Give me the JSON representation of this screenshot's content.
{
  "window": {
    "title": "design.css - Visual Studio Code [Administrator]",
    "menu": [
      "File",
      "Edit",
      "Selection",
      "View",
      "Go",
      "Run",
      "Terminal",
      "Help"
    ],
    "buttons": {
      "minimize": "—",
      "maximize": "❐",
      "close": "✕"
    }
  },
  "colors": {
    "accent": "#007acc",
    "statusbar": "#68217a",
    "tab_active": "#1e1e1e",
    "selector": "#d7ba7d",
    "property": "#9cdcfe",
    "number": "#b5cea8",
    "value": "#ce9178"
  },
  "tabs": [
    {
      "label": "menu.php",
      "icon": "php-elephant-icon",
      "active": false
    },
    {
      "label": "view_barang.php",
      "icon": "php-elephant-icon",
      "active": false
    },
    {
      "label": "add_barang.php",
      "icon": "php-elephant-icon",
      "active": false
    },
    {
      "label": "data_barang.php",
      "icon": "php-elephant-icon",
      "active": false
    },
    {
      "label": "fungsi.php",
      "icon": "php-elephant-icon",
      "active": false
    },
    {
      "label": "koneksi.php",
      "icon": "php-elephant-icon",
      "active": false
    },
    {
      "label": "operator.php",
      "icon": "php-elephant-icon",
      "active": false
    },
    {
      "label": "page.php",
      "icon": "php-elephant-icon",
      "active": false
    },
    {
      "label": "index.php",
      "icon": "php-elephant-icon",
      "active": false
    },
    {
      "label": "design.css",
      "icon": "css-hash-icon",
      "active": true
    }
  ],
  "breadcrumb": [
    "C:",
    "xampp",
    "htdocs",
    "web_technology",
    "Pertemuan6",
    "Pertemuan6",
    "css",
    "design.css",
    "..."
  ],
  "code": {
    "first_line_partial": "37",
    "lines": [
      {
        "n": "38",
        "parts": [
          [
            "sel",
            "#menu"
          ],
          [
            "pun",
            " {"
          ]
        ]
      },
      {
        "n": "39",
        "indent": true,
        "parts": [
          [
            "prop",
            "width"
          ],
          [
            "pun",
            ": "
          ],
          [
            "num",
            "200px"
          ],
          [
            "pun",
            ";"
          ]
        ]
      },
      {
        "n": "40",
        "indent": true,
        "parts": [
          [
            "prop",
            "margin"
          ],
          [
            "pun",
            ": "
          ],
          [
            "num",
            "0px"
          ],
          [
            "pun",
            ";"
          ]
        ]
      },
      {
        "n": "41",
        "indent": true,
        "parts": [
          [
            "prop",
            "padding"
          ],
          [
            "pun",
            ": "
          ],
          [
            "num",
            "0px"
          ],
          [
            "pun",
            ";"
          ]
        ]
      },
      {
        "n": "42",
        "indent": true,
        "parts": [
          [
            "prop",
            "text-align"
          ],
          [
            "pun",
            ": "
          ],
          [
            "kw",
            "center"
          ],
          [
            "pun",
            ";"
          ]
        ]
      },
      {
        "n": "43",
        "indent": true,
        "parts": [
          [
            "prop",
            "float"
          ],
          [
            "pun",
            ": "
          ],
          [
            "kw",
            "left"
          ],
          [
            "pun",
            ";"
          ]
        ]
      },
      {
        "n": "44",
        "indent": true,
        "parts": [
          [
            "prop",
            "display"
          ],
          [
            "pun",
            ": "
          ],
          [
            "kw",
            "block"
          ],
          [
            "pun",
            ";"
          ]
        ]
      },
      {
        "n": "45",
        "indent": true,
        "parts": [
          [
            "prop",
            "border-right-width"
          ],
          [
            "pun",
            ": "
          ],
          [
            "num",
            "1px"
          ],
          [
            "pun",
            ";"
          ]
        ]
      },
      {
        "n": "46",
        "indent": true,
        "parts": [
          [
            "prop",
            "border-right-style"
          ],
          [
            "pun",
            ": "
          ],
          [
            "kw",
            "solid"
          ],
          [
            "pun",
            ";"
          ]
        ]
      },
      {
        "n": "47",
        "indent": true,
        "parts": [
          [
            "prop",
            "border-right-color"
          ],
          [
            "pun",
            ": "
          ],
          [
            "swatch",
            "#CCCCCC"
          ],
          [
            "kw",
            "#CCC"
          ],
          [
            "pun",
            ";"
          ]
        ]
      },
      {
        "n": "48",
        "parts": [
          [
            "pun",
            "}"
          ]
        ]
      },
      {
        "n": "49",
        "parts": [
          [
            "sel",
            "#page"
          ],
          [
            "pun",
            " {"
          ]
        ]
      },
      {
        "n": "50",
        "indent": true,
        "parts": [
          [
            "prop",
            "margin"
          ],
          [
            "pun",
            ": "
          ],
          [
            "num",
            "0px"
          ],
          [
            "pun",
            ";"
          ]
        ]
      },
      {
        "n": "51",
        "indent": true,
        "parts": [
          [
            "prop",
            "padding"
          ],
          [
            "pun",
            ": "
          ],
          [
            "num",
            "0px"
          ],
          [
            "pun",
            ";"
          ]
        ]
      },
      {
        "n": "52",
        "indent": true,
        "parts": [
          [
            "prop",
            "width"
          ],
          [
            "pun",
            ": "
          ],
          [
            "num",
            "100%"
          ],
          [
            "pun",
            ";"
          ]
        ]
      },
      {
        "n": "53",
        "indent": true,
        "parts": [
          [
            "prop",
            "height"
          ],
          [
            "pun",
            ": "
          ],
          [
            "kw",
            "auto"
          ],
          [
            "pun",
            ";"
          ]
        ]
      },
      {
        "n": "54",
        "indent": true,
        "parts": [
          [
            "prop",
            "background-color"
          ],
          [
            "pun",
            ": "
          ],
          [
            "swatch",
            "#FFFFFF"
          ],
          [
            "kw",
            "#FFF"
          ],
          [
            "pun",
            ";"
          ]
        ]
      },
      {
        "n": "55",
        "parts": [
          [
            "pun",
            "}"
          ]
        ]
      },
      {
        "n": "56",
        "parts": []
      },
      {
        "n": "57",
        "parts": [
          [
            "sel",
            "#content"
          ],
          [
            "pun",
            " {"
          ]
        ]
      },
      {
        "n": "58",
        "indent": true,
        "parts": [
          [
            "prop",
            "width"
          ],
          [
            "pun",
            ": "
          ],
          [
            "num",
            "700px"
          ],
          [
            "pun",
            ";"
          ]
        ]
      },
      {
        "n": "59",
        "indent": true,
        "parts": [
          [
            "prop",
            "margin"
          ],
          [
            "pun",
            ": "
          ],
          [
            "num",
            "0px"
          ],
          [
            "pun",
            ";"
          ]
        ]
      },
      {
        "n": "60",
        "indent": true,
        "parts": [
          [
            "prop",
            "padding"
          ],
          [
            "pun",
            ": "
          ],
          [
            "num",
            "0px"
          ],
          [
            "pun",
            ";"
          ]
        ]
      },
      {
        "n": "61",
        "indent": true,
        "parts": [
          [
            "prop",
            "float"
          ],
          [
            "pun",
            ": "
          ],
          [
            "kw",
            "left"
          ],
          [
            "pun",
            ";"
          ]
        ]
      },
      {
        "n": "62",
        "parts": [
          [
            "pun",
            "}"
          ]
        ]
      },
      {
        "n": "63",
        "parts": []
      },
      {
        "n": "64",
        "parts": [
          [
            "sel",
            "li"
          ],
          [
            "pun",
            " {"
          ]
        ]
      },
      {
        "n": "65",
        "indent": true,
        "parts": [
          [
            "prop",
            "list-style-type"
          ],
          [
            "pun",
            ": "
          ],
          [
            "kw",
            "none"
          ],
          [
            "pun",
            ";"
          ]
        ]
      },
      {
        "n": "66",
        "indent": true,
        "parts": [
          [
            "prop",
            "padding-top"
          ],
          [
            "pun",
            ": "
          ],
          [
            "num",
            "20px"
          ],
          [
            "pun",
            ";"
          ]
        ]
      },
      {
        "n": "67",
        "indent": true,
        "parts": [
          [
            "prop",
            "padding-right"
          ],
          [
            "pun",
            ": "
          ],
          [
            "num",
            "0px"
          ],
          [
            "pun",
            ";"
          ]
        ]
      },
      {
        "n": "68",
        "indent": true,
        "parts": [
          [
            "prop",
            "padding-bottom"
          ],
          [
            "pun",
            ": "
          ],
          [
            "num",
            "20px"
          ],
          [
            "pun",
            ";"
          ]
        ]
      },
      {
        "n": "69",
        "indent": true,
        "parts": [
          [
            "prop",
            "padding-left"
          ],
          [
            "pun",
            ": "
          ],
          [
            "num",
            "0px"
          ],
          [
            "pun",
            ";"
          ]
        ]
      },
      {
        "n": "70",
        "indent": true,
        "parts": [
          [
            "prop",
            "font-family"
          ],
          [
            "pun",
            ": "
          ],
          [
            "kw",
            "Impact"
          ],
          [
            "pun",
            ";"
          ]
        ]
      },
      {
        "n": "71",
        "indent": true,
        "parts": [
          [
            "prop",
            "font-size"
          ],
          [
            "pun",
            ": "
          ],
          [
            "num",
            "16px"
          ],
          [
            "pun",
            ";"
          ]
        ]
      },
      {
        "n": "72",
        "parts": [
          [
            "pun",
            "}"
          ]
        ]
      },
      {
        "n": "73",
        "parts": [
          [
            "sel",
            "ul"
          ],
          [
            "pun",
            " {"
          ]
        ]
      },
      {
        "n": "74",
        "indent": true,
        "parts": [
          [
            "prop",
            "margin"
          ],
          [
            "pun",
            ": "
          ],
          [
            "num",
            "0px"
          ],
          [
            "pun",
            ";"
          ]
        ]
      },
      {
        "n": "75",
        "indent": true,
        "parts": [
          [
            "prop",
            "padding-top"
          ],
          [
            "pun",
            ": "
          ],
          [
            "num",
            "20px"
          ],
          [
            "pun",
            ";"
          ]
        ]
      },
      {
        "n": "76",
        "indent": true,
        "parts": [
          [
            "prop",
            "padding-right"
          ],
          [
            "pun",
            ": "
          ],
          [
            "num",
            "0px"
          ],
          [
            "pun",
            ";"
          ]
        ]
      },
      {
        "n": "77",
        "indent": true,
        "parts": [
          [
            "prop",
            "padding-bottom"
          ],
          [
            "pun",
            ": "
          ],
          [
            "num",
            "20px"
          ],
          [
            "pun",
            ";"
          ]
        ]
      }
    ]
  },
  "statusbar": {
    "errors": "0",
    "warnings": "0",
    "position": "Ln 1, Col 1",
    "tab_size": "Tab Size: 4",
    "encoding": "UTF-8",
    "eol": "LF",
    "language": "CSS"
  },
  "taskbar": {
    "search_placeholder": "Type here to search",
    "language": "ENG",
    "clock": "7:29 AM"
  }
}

» **What needs to be done**: Check each line of the records for the word "label" and extract those that contain it.

» **Correct output**:
      "label": "menu.php",
      "label": "view_barang.php",
      "label": "add_barang.php",
      "label": "data_barang.php",
      "label": "fungsi.php",
      "label": "koneksi.php",
      "label": "operator.php",
      "label": "page.php",
      "label": "index.php",
      "label": "design.css",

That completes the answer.